▼▼▼
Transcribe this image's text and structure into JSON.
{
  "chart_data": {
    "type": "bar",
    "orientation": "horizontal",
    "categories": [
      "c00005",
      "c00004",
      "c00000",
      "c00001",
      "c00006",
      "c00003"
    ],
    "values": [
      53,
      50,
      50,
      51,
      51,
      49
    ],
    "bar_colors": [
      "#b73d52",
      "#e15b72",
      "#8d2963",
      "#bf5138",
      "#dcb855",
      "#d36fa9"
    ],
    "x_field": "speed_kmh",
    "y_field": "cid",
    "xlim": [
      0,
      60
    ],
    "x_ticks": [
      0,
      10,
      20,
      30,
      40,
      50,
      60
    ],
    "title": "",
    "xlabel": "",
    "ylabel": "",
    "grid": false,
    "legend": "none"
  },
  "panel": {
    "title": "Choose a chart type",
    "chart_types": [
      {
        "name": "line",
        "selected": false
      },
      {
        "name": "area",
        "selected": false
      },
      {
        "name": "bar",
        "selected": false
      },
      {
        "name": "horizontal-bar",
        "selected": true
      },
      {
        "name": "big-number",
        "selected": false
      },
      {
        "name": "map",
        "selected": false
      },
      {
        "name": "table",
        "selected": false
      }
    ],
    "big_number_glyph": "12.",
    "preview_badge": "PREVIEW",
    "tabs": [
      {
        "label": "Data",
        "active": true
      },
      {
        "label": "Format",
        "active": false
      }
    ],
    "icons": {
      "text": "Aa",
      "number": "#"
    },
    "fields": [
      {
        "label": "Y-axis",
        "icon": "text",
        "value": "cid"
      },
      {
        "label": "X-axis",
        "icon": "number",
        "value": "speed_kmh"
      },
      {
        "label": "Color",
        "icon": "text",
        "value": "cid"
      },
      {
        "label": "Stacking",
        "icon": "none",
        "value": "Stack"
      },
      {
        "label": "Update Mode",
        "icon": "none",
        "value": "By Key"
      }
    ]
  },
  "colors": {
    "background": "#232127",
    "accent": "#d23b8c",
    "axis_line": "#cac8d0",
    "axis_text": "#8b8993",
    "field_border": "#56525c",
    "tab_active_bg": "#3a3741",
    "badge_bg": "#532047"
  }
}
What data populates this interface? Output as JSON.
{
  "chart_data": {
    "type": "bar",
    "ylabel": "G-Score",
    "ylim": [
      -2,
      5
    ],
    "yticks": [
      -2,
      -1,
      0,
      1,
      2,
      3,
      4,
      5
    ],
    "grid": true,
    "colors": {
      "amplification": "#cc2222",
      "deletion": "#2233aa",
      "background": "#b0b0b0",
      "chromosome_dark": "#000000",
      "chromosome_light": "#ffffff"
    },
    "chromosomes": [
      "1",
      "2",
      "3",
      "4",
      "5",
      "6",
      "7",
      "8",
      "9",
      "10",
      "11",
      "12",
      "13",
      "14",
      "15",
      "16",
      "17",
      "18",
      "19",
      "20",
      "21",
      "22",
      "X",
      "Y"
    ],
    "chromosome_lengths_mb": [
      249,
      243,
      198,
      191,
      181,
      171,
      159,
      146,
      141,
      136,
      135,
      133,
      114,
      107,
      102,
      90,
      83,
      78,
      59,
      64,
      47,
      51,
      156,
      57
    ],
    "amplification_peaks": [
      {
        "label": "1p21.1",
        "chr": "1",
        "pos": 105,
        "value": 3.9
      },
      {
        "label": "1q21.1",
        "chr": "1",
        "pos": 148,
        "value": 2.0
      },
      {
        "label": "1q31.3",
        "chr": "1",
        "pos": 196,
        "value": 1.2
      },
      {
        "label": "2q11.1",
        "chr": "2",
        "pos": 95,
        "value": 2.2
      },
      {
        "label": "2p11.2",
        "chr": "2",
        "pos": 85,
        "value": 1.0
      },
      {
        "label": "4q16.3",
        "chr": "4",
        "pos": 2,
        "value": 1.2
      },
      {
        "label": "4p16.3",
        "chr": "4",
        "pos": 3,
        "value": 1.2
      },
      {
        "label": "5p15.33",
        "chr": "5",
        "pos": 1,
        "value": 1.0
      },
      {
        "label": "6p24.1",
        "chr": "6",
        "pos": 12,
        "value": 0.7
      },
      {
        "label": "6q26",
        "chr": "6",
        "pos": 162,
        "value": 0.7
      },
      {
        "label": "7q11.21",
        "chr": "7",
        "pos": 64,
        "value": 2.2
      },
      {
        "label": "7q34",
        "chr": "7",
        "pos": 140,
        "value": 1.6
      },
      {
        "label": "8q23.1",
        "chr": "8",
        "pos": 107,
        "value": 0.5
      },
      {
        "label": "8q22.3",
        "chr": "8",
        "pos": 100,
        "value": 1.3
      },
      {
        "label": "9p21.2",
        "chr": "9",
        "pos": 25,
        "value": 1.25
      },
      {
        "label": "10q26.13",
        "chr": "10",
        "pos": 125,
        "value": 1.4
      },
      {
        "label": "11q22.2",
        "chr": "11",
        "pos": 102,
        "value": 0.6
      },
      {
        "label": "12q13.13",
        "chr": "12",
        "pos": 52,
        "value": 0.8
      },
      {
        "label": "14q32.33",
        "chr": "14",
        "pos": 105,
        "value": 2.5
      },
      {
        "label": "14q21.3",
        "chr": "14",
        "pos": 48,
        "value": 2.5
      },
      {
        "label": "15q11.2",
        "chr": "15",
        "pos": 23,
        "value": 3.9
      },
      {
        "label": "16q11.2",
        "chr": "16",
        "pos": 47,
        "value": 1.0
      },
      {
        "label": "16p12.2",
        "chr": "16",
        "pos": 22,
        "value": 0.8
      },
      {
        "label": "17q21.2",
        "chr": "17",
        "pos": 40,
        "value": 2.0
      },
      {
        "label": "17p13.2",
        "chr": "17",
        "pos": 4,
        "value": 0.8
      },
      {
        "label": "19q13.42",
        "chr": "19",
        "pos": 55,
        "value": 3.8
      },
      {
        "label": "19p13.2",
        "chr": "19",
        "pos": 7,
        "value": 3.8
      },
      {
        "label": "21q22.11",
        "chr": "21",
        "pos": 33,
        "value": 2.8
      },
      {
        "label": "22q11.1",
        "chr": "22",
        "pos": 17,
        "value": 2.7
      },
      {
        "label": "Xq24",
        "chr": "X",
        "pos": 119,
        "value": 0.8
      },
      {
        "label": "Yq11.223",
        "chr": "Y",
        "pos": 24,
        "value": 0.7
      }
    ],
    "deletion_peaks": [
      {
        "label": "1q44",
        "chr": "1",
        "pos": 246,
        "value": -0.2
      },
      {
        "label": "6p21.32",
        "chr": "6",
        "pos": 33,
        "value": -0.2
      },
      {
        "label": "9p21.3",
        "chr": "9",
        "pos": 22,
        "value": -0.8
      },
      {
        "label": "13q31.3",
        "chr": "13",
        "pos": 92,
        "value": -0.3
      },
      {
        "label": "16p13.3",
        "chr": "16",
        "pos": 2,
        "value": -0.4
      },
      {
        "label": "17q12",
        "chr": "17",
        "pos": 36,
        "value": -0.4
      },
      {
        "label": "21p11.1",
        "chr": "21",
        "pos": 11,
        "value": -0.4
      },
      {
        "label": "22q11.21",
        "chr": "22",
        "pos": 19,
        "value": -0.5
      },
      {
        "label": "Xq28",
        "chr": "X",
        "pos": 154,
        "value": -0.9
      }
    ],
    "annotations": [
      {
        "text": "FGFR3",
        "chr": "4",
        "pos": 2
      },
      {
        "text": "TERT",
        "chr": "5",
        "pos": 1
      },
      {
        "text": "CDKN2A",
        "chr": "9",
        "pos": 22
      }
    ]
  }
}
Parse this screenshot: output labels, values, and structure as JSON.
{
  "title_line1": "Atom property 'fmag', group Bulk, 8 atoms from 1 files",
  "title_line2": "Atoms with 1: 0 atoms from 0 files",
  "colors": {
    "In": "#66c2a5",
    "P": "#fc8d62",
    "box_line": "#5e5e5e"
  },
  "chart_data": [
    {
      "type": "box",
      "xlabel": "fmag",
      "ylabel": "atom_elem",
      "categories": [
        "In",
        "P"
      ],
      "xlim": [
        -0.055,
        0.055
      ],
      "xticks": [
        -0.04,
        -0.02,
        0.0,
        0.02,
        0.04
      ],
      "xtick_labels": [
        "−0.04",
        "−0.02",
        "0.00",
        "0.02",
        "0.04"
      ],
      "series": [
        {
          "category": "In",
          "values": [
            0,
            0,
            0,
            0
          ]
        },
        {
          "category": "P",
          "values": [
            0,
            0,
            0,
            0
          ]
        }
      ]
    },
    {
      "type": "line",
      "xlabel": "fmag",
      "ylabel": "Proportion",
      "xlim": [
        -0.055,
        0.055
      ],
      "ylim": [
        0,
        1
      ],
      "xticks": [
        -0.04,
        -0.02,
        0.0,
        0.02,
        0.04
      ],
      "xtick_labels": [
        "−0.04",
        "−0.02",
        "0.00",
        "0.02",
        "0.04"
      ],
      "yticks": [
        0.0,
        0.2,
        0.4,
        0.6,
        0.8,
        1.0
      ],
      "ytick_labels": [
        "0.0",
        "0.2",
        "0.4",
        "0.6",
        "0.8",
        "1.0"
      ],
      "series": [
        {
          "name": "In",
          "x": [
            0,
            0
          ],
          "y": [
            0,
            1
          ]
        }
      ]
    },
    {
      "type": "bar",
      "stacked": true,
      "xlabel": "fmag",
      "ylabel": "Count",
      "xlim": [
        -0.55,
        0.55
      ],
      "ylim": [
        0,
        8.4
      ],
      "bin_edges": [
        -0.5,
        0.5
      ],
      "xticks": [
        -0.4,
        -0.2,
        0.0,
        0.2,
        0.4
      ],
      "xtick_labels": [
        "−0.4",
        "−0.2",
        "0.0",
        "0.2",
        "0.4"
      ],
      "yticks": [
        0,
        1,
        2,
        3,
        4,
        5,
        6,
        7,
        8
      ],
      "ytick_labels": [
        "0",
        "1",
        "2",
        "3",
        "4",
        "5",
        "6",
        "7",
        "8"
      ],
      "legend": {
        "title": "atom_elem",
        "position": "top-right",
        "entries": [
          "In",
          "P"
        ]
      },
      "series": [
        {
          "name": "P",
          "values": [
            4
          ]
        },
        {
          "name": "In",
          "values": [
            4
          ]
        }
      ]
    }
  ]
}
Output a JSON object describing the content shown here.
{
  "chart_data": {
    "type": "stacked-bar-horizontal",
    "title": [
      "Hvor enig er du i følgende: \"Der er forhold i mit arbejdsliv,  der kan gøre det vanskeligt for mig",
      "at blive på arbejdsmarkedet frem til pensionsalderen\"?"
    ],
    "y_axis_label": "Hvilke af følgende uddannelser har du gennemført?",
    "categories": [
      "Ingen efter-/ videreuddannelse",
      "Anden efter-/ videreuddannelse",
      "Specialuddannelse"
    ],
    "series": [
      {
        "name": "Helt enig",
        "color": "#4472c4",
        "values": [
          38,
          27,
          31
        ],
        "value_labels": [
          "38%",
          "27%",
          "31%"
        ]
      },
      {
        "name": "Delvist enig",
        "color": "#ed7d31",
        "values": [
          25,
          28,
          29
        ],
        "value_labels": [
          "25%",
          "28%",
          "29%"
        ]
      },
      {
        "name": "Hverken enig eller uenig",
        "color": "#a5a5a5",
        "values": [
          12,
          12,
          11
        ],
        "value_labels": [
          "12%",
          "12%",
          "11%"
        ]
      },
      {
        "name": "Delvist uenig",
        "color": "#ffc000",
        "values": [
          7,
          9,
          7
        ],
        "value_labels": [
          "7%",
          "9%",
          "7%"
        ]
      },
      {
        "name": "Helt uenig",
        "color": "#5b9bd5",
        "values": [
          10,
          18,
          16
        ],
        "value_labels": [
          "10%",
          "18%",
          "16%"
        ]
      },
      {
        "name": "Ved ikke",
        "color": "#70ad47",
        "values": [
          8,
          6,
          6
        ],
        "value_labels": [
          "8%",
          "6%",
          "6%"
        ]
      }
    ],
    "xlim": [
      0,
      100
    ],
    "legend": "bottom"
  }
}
▲▲▲
» **TASK OBJECTIVE**: Gather each line holding the string "this".

» **SOLVED PROBLEM**:
Transcribe this image's text and structure into JSON.
What data populates this interface? Output as JSON.
Parse this screenshot: output labels, values, and structure as JSON.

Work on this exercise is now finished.